(Extracted data entries)
——————————

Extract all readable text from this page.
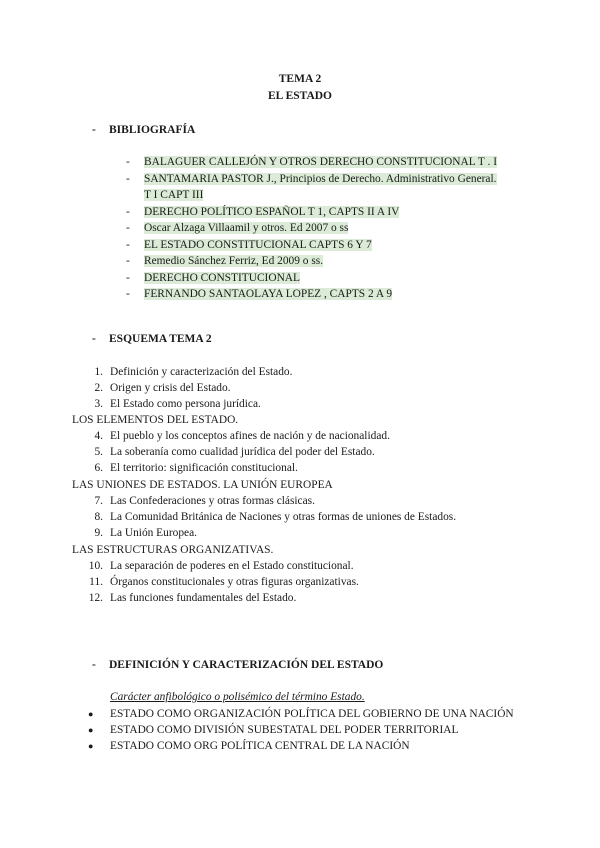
TEMA 2
EL ESTADO
- BIBLIOGRAFÍA
- BALAGUER CALLEJÓN Y OTROS DERECHO CONSTITUCIONAL T . I
- SANTAMARIA PASTOR J., Principios de Derecho. Administrativo General. T I CAPT III
- DERECHO POLÍTICO ESPAÑOL T 1, CAPTS II A IV
- Oscar Alzaga Villaamil y otros. Ed 2007 o ss
- EL ESTADO CONSTITUCIONAL CAPTS 6 Y 7
- Remedio Sánchez Ferriz, Ed 2009 o ss.
- DERECHO CONSTITUCIONAL
- FERNANDO SANTAOLAYA LOPEZ , CAPTS 2 A 9
- ESQUEMA TEMA 2
1. Definición y caracterización del Estado.
2. Origen y crisis del Estado.
3. El Estado como persona jurídica.
LOS ELEMENTOS DEL ESTADO.
4. El pueblo y los conceptos afines de nación y de nacionalidad.
5. La soberanía como cualidad jurídica del poder del Estado.
6. El territorio: significación constitucional.
LAS UNIONES DE ESTADOS. LA UNIÓN EUROPEA
7. Las Confederaciones y otras formas clásicas.
8. La Comunidad Británica de Naciones y otras formas de uniones de Estados.
9. La Unión Europea.
LAS ESTRUCTURAS ORGANIZATIVAS.
10. La separación de poderes en el Estado constitucional.
11. Órganos constitucionales y otras figuras organizativas.
12. Las funciones fundamentales del Estado.
- DEFINICIÓN Y CARACTERIZACIÓN DEL ESTADO
Carácter anfibológico o polisémico del término Estado.
● ESTADO COMO ORGANIZACIÓN POLÍTICA DEL GOBIERNO DE UNA NACIÓN
● ESTADO COMO DIVISIÓN SUBESTATAL DEL PODER TERRITORIAL
● ESTADO COMO ORG POLÍTICA CENTRAL DE LA NACIÓN
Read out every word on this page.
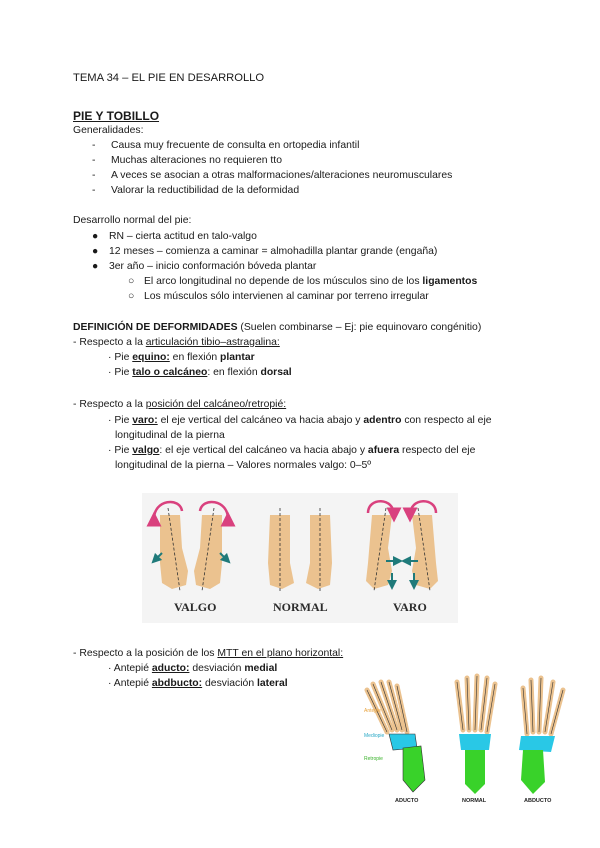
TEMA 34 – EL PIE EN DESARROLLO
PIE Y TOBILLO
Generalidades:
- Causa muy frecuente de consulta en ortopedia infantil
- Muchas alteraciones no requieren tto
- A veces se asocian a otras malformaciones/alteraciones neuromusculares
- Valorar la reductibilidad de la deformidad
Desarrollo normal del pie:
● RN – cierta actitud en talo-valgo
● 12 meses – comienza a caminar = almohadilla plantar grande (engaña)
● 3er año – inicio conformación bóveda plantar
○ El arco longitudinal no depende de los músculos sino de los ligamentos
○ Los músculos sólo intervienen al caminar por terreno irregular
DEFINICIÓN DE DEFORMIDADES (Suelen combinarse – Ej: pie equinovaro congénitio)
- Respecto a la articulación tibio–astragalina:
· Pie equino: en flexión plantar
· Pie talo o calcáneo: en flexión dorsal
- Respecto a la posición del calcáneo/retropié:
· Pie varo: el eje vertical del calcáneo va hacia abajo y adentro con respecto al eje
longitudinal de la pierna
· Pie valgo: el eje vertical del calcáneo va hacia abajo y afuera respecto del eje
longitudinal de la pierna – Valores normales valgo: 0–5º
VALGO	NORMAL	VARO
- Respecto a la posición de los MTT en el plano horizontal:
· Antepié aducto: desviación medial
· Antepié abdbucto: desviación lateral
Antepie
Mediopie
Retropie
ADUCTO	NORMAL	ABDUCTO
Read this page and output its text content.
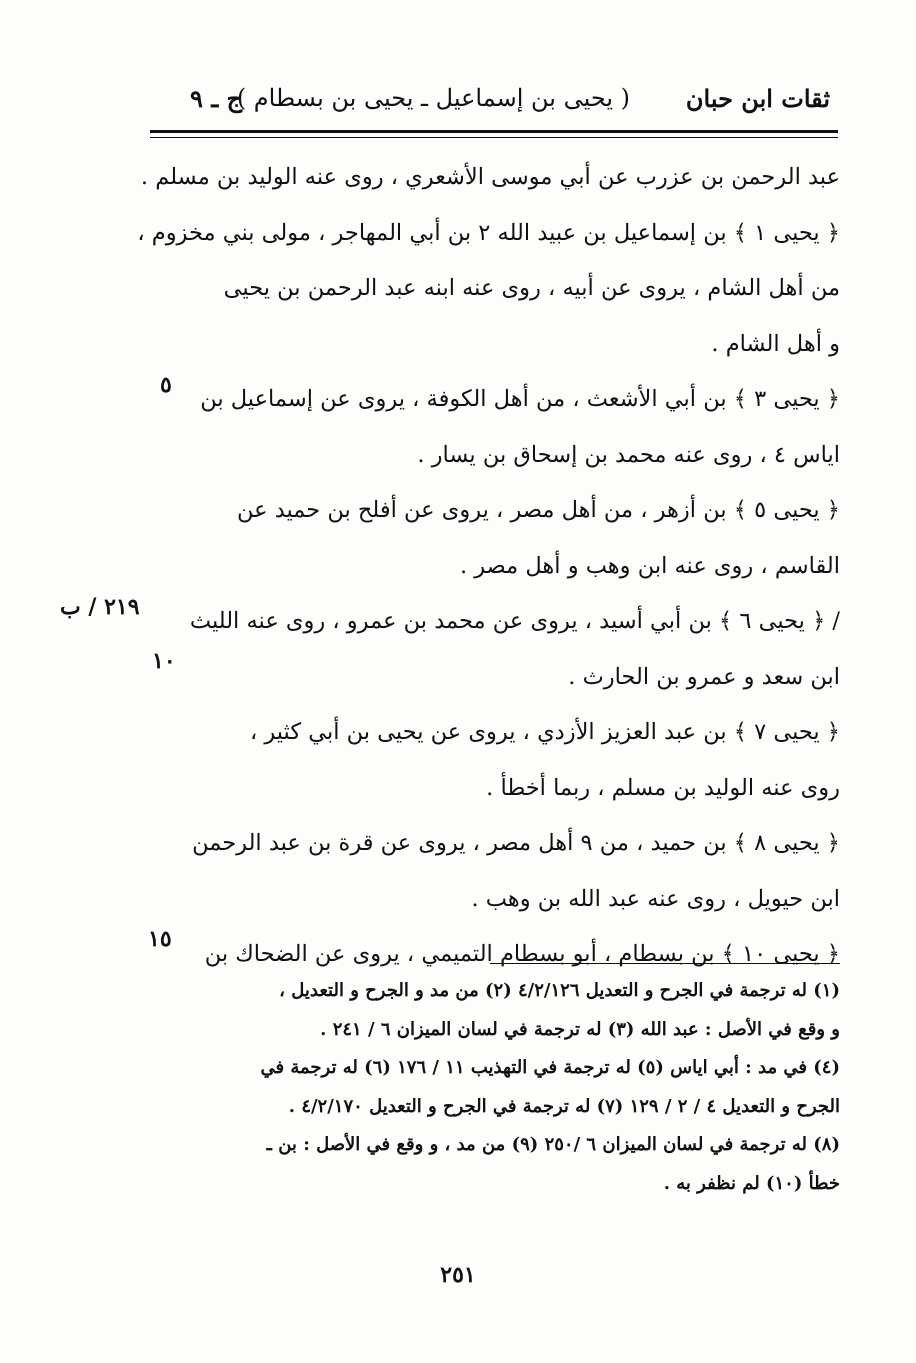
ثقات ابن حبان
( يحيى بن إسماعيل ـ يحيى بن بسطام )
ج ـ ٩
عبد الرحمن بن عزرب عن أبي موسى الأشعري ، روى عنه الوليد بن مسلم .
﴿ يحيى ١ ﴾ بن إسماعيل بن عبيد الله ٢ بن أبي المهاجر ، مولى بني مخزوم ،
من أهل الشام ، يروى عن أبيه ، روى عنه ابنه عبد الرحمن بن يحيى
و أهل الشام .
﴿ يحيى ٣ ﴾ بن أبي الأشعث ، من أهل الكوفة ، يروى عن إسماعيل بن
اياس ٤ ، روى عنه محمد بن إسحاق بن يسار .
﴿ يحيى ٥ ﴾ بن أزهر ، من أهل مصر ، يروى عن أفلح بن حميد عن
القاسم ، روى عنه ابن وهب و أهل مصر .
/ ﴿ يحيى ٦ ﴾ بن أبي أسيد ، يروى عن محمد بن عمرو ، روى عنه الليث
ابن سعد و عمرو بن الحارث .
﴿ يحيى ٧ ﴾ بن عبد العزيز الأزدي ، يروى عن يحيى بن أبي كثير ،
روى عنه الوليد بن مسلم ، ربما أخطأ .
﴿ يحيى ٨ ﴾ بن حميد ، من ٩ أهل مصر ، يروى عن قرة بن عبد الرحمن
ابن حيويل ، روى عنه عبد الله بن وهب .
﴿ يحيى ١٠ ﴾ بن بسطام ، أبو بسطام التميمي ، يروى عن الضحاك بن
٥
٢١٩ / ب
١٠
١٥
(١) له ترجمة في الجرح و التعديل ٤/٢/١٢٦ (٢) من مد و الجرح و التعديل ،
و وقع في الأصل : عبد الله (٣) له ترجمة في لسان الميزان ٦ / ٢٤١ .
(٤) في مد : أبي اياس (٥) له ترجمة في التهذيب ١١ / ١٧٦ (٦) له ترجمة في
الجرح و التعديل ٤ / ٢ / ١٢٩ (٧) له ترجمة في الجرح و التعديل ٤/٢/١٧٠ .
(٨) له ترجمة في لسان الميزان ٦ /٢٥٠ (٩) من مد ، و وقع في الأصل : بن ـ
خطأ (١٠) لم نظفر به .
٢٥١
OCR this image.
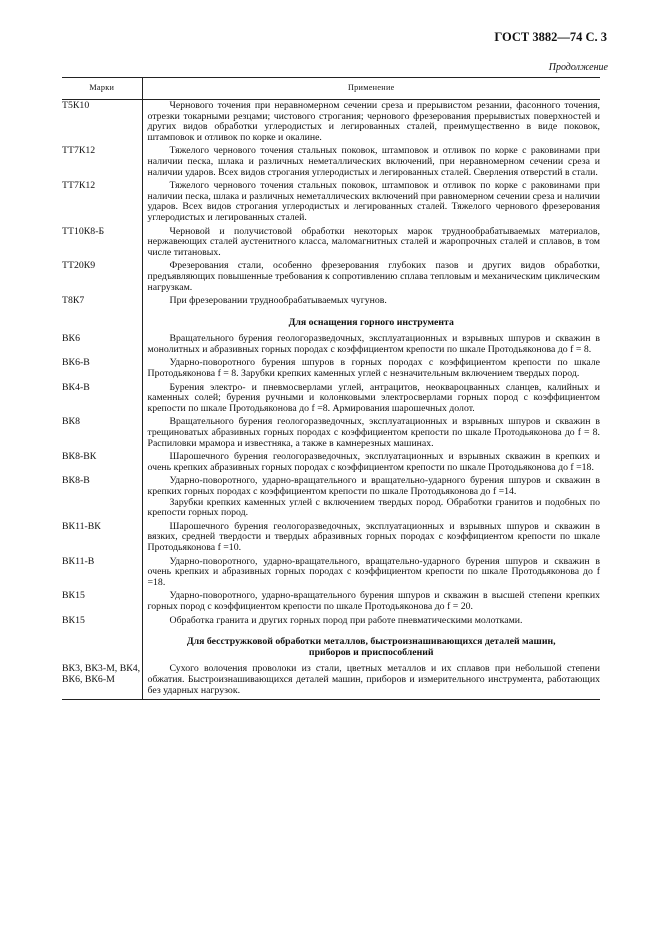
ГОСТ 3882—74 С. 3
Продолжение
Марки	Применение
Т5К10	Чернового точения при неравномерном сечении среза и прерывистом резании, фасонного точения, отрезки токарными резцами; чистового строгания; чернового фрезерования прерывистых поверхностей и других видов обработки углеродистых и легированных сталей, преимущественно в виде поковок, штамповок и отливок по корке и окалине.

ТТ7К12	Тяжелого чернового точения стальных поковок, штамповок и отливок по корке с раковинами при наличии песка, шлака и различных неметаллических включений, при неравномерном сечении среза и наличии ударов. Всех видов строгания углеродистых и легированных сталей. Сверления отверстий в стали.

ТТ7К12	Тяжелого чернового точения стальных поковок, штамповок и отливок по корке с раковинами при наличии песка, шлака и различных неметаллических включений при равномерном сечении среза и наличии ударов. Всех видов строгания углеродистых и легированных сталей. Тяжелого чернового фрезерования углеродистых и легированных сталей.

ТТ10К8-Б	Черновой и получистовой обработки некоторых марок труднообрабатываемых материалов, нержавеющих сталей аустенитного класса, маломагнитных сталей и жаропрочных сталей и сплавов, в том числе титановых.

ТТ20К9	Фрезерования стали, особенно фрезерования глубоких пазов и других видов обработки, предъявляющих повышенные требования к сопротивлению сплава тепловым и механическим циклическим нагрузкам.

Т8К7	При фрезеровании труднообрабатываемых чугунов.

	Для оснащения горного инструмента

ВК6	Вращательного бурения геологоразведочных, эксплуатационных и взрывных шпуров и скважин в монолитных и абразивных горных породах с коэффициентом крепости по шкале Протодьяконова до f = 8.

ВК6-В	Ударно-поворотного бурения шпуров в горных породах с коэффициентом крепости по шкале Протодьяконова f = 8. Зарубки крепких каменных углей с незначительным включением твердых пород.

ВК4-В	Бурения электро- и пневмосверлами углей, антрацитов, неоквароцванных сланцев, калийных и каменных солей; бурения ручными и колонковыми электросверлами горных пород с коэффициентом крепости по шкале Протодьяконова до f =8. Армирования шарошечных долот.

ВК8	Вращательного бурения геологоразведочных, эксплуатационных и взрывных шпуров и скважин в трещиноватых абразивных горных породах с коэффициентом крепости по шкале Протодьяконова до f = 8. Распиловки мрамора и известняка, а также в камнерезных машинах.

ВК8-ВК	Шарошечного бурения геологоразведочных, эксплуатационных и взрывных скважин в крепких и очень крепких абразивных горных породах с коэффициентом крепости по шкале Протодьяконова до f =18.

ВК8-В	Ударно-поворотного, ударно-вращательного и вращательно-ударного бурения шпуров и скважин в крепких горных породах с коэффициентом крепости по шкале Протодьяконова до f =14.
Зарубки крепких каменных углей с включением твердых пород. Обработки гранитов и подобных по крепости горных пород.

ВК11-ВК	Шарошечного бурения геологоразведочных, эксплуатационных и взрывных шпуров и скважин в вязких, средней твердости и твердых абразивных горных породах с коэффициентом крепости по шкале Протодьяконова f =10.

ВК11-В	Ударно-поворотного, ударно-вращательного, вращательно-ударного бурения шпуров и скважин в очень крепких и абразивных горных породах с коэффициентом крепости по шкале Протодьяконова до f =18.

ВК15	Ударно-поворотного, ударно-вращательного бурения шпуров и скважин в высшей степени крепких горных пород с коэффициентом крепости по шкале Протодьяконова до f = 20.

ВК15	Обработка гранита и других горных пород при работе пневматическими молотками.

	Для бесстружковой обработки металлов, быстроизнашивающихся деталей машин,
приборов и приспособлений

ВК3, ВК3-М, ВК4, ВК6, ВК6-М	Сухого волочения проволоки из стали, цветных металлов и их сплавов при небольшой степени обжатия. Быстроизнашивающихся деталей машин, приборов и измерительного инструмента, работающих без ударных нагрузок.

——————————

Goal - Collect the lines of the data that carry the word "اياس".

Written reply -
اياس ٤ ، روى عنه محمد بن إسحاق بن يسار .
(٤) في مد : أبي اياس (٥) له ترجمة في التهذيب ١١ / ١٧٦ (٦) له ترجمة في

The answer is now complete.